• Problem: Write out the full listing again, exactly as it stands.

** Start **

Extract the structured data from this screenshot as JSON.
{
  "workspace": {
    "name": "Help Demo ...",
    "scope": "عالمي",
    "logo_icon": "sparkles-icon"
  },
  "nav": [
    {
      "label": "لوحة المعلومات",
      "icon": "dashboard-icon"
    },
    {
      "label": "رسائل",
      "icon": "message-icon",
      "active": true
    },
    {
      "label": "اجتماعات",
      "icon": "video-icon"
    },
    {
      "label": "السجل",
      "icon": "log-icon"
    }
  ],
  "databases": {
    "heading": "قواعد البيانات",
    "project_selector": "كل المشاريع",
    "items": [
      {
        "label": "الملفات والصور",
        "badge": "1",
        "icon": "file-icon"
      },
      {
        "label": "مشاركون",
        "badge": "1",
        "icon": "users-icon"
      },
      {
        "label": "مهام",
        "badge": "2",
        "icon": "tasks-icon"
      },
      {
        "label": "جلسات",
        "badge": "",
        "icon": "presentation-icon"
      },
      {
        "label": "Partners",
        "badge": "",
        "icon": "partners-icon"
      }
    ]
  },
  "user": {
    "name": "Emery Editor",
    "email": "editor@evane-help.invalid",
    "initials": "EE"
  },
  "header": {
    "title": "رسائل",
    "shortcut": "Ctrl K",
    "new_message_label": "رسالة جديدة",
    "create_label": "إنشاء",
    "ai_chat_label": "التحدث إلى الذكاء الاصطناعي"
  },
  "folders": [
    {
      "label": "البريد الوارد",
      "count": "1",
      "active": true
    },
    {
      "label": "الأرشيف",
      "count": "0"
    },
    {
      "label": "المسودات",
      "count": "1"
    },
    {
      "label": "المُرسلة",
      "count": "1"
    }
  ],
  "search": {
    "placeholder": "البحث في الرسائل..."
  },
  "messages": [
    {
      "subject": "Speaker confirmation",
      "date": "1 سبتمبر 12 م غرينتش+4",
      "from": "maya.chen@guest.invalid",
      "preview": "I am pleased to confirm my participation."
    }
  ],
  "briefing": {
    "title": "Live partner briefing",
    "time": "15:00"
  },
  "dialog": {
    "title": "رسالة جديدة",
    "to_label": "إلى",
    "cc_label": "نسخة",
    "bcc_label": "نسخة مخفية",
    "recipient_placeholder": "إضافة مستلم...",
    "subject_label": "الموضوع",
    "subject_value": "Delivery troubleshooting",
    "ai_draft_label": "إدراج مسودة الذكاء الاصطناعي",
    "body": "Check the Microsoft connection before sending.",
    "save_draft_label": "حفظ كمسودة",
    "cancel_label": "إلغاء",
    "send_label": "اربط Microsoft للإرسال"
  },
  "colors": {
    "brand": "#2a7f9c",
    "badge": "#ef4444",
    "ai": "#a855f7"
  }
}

** End **

• Exercise result:
Extract the structured data from this screenshot as JSON.
{
  "workspace": {
    "name": "Help Demo ...",
    "scope": "عالمي",
    "logo_icon": "sparkles-icon"
  },
  "nav": [
    {
      "label": "لوحة المعلومات",
      "icon": "dashboard-icon"
    },
    {
      "label": "رسائل",
      "icon": "message-icon",
      "active": true
    },
    {
      "label": "اجتماعات",
      "icon": "video-icon"
    },
    {
      "label": "السجل",
      "icon": "log-icon"
    }
  ],
  "databases": {
    "heading": "قواعد البيانات",
    "project_selector": "كل المشاريع",
    "items": [
      {
        "label": "الملفات والصور",
        "badge": "1",
        "icon": "file-icon"
      },
      {
        "label": "مشاركون",
        "badge": "1",
        "icon": "users-icon"
      },
      {
        "label": "مهام",
        "badge": "2",
        "icon": "tasks-icon"
      },
      {
        "label": "جلسات",
        "badge": "",
        "icon": "presentation-icon"
      },
      {
        "label": "Partners",
        "badge": "",
        "icon": "partners-icon"
      }
    ]
  },
  "user": {
    "name": "Emery Editor",
    "email": "editor@evane-help.invalid",
    "initials": "EE"
  },
  "header": {
    "title": "رسائل",
    "shortcut": "Ctrl K",
    "new_message_label": "رسالة جديدة",
    "create_label": "إنشاء",
    "ai_chat_label": "التحدث إلى الذكاء الاصطناعي"
  },
  "folders": [
    {
      "label": "البريد الوارد",
      "count": "1",
      "active": true
    },
    {
      "label": "الأرشيف",
      "count": "0"
    },
    {
      "label": "المسودات",
      "count": "1"
    },
    {
      "label": "المُرسلة",
      "count": "1"
    }
  ],
  "search": {
    "placeholder": "البحث في الرسائل..."
  },
  "messages": [
    {
      "subject": "Speaker confirmation",
      "date": "1 سبتمبر 12 م غرينتش+4",
      "from": "maya.chen@guest.invalid",
      "preview": "I am pleased to confirm my participation."
    }
  ],
  "briefing": {
    "title": "Live partner briefing",
    "time": "15:00"
  },
  "dialog": {
    "title": "رسالة جديدة",
    "to_label": "إلى",
    "cc_label": "نسخة",
    "bcc_label": "نسخة مخفية",
    "recipient_placeholder": "إضافة مستلم...",
    "subject_label": "الموضوع",
    "subject_value": "Delivery troubleshooting",
    "ai_draft_label": "إدراج مسودة الذكاء الاصطناعي",
    "body": "Check the Microsoft connection before sending.",
    "save_draft_label": "حفظ كمسودة",
    "cancel_label": "إلغاء",
    "send_label": "اربط Microsoft للإرسال"
  },
  "colors": {
    "brand": "#2a7f9c",
    "badge": "#ef4444",
    "ai": "#a855f7"
  }
}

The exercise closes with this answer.